◆ **ENTRIES**:
** START **

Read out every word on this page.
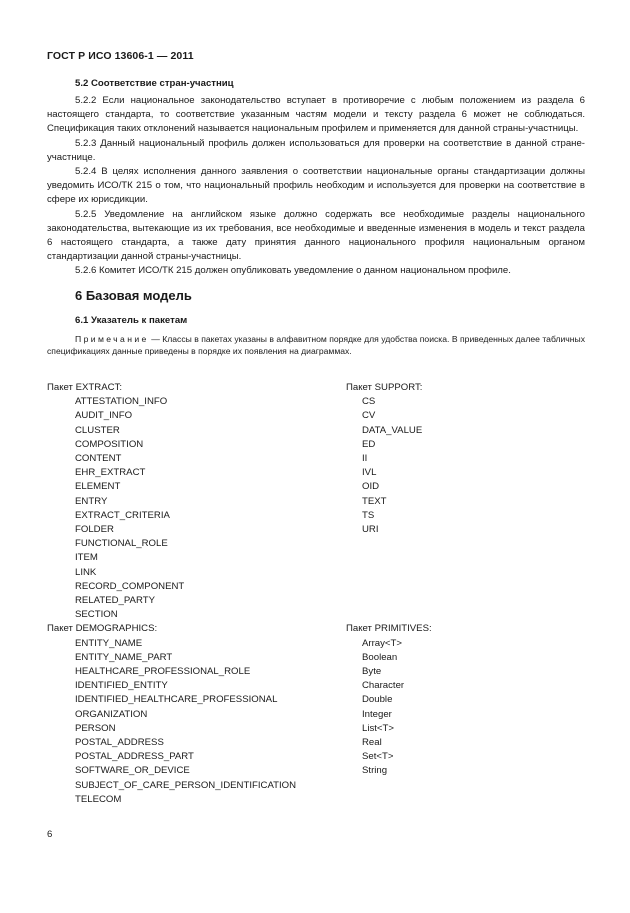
ГОСТ Р ИСО 13606-1 — 2011
5.2 Соответствие стран-участниц

5.2.2 Если национальное законодательство вступает в противоречие с любым положением из раздела 6 настоящего стандарта, то соответствие указанным частям модели и тексту раздела 6 может не соблюдаться. Спецификация таких отклонений называется национальным профилем и применяется для данной страны-участницы.

5.2.3 Данный национальный профиль должен использоваться для проверки на соответствие в данной стране-участнице.

5.2.4 В целях исполнения данного заявления о соответствии национальные органы стандартизации должны уведомить ИСО/ТК 215 о том, что национальный профиль необходим и используется для проверки на соответствие в сфере их юрисдикции.

5.2.5 Уведомление на английском языке должно содержать все необходимые разделы национального законодательства, вытекающие из их требования, все необходимые и введенные изменения в модель и текст раздела 6 настоящего стандарта, а также дату принятия данного национального профиля национальным органом стандартизации данной страны-участницы.

5.2.6 Комитет ИСО/ТК 215 должен опубликовать уведомление о данном национальном профиле.

6 Базовая модель
6.1 Указатель к пакетам

Примечание — Классы в пакетах указаны в алфавитном порядке для удобства поиска. В приведенных далее табличных спецификациях данные приведены в порядке их появления на диаграммах.

Пакет EXTRACT:

ATTESTATION_INFO
AUDIT_INFO
CLUSTER
COMPOSITION
CONTENT
EHR_EXTRACT
ELEMENT
ENTRY
EXTRACT_CRITERIA
FOLDER
FUNCTIONAL_ROLE
ITEM
LINK
RECORD_COMPONENT
RELATED_PARTY
SECTION

Пакет DEMOGRAPHICS:

ENTITY_NAME
ENTITY_NAME_PART
HEALTHCARE_PROFESSIONAL_ROLE
IDENTIFIED_ENTITY
IDENTIFIED_HEALTHCARE_PROFESSIONAL
ORGANIZATION
PERSON
POSTAL_ADDRESS
POSTAL_ADDRESS_PART
SOFTWARE_OR_DEVICE
SUBJECT_OF_CARE_PERSON_IDENTIFICATION
TELECOM

Пакет SUPPORT:

CS
CV
DATA_VALUE
ED
II
IVL
OID
TEXT
TS
URI

Пакет PRIMITIVES:

Array<T>
Boolean
Byte
Character
Double
Integer
List<T>
Real
Set<T>
String
6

** END **

◆ **REQUIREMENT**: Skipping the pictures, transcribe each line above exactly as it appears.

◆ **SOLUTION**:
Read out every word on this page.
ГОСТ Р ИСО 13606-1 — 2011
5.2 Соответствие стран-участниц

5.2.2 Если национальное законодательство вступает в противоречие с любым положением из раздела 6 настоящего стандарта, то соответствие указанным частям модели и тексту раздела 6 может не соблюдаться. Спецификация таких отклонений называется национальным профилем и применяется для данной страны-участницы.

5.2.3 Данный национальный профиль должен использоваться для проверки на соответствие в данной стране-участнице.

5.2.4 В целях исполнения данного заявления о соответствии национальные органы стандартизации должны уведомить ИСО/ТК 215 о том, что национальный профиль необходим и используется для проверки на соответствие в сфере их юрисдикции.

5.2.5 Уведомление на английском языке должно содержать все необходимые разделы национального законодательства, вытекающие из их требования, все необходимые и введенные изменения в модель и текст раздела 6 настоящего стандарта, а также дату принятия данного национального профиля национальным органом стандартизации данной страны-участницы.

5.2.6 Комитет ИСО/ТК 215 должен опубликовать уведомление о данном национальном профиле.

6 Базовая модель
6.1 Указатель к пакетам

Примечание — Классы в пакетах указаны в алфавитном порядке для удобства поиска. В приведенных далее табличных спецификациях данные приведены в порядке их появления на диаграммах.

Пакет EXTRACT:

ATTESTATION_INFO
AUDIT_INFO
CLUSTER
COMPOSITION
CONTENT
EHR_EXTRACT
ELEMENT
ENTRY
EXTRACT_CRITERIA
FOLDER
FUNCTIONAL_ROLE
ITEM
LINK
RECORD_COMPONENT
RELATED_PARTY
SECTION

Пакет DEMOGRAPHICS:

ENTITY_NAME
ENTITY_NAME_PART
HEALTHCARE_PROFESSIONAL_ROLE
IDENTIFIED_ENTITY
IDENTIFIED_HEALTHCARE_PROFESSIONAL
ORGANIZATION
PERSON
POSTAL_ADDRESS
POSTAL_ADDRESS_PART
SOFTWARE_OR_DEVICE
SUBJECT_OF_CARE_PERSON_IDENTIFICATION
TELECOM

Пакет SUPPORT:

CS
CV
DATA_VALUE
ED
II
IVL
OID
TEXT
TS
URI

Пакет PRIMITIVES:

Array<T>
Boolean
Byte
Character
Double
Integer
List<T>
Real
Set<T>
String
6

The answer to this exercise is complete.